**WORK REQUEST:** Using the records below, filter out every line that lacks "Probe" and copy the rest.

** INFORMATION follows **

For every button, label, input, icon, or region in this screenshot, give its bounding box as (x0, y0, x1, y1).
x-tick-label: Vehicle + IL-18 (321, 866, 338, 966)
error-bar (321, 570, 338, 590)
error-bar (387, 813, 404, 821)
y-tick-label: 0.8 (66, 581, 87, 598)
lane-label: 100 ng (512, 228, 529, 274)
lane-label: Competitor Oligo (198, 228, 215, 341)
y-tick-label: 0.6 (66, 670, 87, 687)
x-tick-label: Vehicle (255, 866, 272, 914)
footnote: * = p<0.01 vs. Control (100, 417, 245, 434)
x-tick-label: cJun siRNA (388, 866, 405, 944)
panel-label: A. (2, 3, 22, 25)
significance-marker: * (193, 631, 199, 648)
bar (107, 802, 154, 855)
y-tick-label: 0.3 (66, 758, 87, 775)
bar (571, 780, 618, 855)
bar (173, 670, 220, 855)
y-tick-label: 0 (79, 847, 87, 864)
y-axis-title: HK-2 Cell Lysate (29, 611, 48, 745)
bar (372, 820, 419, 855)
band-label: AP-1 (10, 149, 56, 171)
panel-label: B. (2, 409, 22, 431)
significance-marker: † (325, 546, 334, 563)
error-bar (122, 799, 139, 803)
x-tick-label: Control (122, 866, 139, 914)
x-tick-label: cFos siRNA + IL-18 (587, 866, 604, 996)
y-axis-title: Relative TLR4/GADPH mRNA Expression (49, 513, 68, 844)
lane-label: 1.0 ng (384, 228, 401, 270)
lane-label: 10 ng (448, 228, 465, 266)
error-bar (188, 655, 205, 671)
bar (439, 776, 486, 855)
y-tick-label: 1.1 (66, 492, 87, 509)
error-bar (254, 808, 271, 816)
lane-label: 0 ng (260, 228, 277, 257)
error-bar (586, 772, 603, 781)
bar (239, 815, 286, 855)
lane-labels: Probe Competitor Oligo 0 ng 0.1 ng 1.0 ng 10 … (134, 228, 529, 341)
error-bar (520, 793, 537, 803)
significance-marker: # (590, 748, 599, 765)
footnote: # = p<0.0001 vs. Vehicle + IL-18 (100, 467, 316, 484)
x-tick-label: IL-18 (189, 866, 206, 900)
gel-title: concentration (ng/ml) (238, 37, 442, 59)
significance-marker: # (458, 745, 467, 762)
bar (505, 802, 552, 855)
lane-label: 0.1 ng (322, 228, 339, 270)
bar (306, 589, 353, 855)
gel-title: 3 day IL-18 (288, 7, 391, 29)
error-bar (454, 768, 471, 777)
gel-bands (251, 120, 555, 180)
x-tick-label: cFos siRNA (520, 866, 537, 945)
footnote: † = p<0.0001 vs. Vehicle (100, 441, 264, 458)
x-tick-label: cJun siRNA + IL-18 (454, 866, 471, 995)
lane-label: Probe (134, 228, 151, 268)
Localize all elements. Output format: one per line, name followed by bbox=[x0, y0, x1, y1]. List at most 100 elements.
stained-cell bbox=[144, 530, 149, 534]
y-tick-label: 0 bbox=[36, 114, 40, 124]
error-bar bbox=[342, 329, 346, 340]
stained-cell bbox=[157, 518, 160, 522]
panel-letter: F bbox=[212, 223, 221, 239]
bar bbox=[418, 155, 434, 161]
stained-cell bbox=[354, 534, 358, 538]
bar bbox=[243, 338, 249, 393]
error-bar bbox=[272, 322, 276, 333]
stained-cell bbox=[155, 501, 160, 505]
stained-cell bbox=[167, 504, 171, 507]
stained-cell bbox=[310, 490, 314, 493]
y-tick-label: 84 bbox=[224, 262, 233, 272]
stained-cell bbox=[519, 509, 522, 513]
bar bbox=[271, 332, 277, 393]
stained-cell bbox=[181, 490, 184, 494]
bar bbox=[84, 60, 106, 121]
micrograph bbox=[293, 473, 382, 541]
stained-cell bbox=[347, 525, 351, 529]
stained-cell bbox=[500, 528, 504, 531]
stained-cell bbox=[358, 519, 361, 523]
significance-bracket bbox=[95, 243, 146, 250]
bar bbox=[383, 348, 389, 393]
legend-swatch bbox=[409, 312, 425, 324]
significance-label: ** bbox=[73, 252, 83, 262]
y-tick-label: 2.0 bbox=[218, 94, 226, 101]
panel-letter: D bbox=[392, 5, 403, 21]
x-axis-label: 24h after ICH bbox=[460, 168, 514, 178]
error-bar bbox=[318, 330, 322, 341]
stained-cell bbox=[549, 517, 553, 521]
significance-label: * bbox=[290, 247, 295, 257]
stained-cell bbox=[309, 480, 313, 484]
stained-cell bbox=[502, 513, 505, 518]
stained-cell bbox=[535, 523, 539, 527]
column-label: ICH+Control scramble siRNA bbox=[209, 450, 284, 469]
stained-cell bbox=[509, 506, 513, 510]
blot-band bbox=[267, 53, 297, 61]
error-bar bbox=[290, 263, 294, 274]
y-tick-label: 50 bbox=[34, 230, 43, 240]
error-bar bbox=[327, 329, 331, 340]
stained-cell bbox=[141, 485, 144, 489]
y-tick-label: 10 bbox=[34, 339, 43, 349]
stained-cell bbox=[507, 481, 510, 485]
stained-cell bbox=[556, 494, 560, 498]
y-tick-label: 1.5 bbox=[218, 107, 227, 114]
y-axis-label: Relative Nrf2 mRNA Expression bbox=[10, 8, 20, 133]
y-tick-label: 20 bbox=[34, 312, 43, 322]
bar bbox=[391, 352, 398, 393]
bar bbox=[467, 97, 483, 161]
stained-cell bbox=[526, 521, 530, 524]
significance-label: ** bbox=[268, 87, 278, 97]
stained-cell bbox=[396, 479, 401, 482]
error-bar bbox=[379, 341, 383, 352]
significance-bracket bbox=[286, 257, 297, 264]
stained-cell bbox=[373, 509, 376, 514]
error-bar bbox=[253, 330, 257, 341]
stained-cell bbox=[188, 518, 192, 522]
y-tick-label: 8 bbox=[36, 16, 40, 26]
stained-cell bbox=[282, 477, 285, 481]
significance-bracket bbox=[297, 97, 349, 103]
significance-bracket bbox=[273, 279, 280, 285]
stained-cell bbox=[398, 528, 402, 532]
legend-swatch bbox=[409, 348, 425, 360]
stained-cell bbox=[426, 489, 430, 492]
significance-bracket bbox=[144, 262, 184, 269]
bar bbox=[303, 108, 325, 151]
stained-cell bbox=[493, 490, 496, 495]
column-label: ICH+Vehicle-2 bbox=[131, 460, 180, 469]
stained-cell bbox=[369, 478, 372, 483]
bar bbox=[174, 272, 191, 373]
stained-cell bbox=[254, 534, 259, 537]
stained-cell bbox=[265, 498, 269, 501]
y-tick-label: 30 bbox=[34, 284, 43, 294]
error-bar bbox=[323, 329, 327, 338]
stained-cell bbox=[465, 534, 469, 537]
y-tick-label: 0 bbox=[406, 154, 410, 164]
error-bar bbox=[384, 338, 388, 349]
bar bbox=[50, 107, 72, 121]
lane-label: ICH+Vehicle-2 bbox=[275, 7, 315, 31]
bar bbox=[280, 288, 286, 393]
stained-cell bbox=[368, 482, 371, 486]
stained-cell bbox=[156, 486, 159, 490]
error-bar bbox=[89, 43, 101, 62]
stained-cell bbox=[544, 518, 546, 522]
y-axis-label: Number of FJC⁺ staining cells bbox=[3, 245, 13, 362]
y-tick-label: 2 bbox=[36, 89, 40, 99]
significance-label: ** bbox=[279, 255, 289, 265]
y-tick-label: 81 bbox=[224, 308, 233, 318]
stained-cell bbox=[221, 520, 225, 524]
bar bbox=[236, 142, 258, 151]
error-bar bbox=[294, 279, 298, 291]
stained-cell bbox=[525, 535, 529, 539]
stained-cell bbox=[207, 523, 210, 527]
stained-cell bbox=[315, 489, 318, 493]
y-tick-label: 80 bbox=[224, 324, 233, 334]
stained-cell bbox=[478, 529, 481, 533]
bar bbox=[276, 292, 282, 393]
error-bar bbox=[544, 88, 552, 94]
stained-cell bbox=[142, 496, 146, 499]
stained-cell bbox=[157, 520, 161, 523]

** End of INFORMATION **

**SOLUTION TO THIS PROBLEM:**
lane-labels: Probe Competitor Oligo 0 ng 0.1 ng 1.0 ng 10 … (134, 228, 529, 341)
lane-label: Probe (134, 228, 151, 268)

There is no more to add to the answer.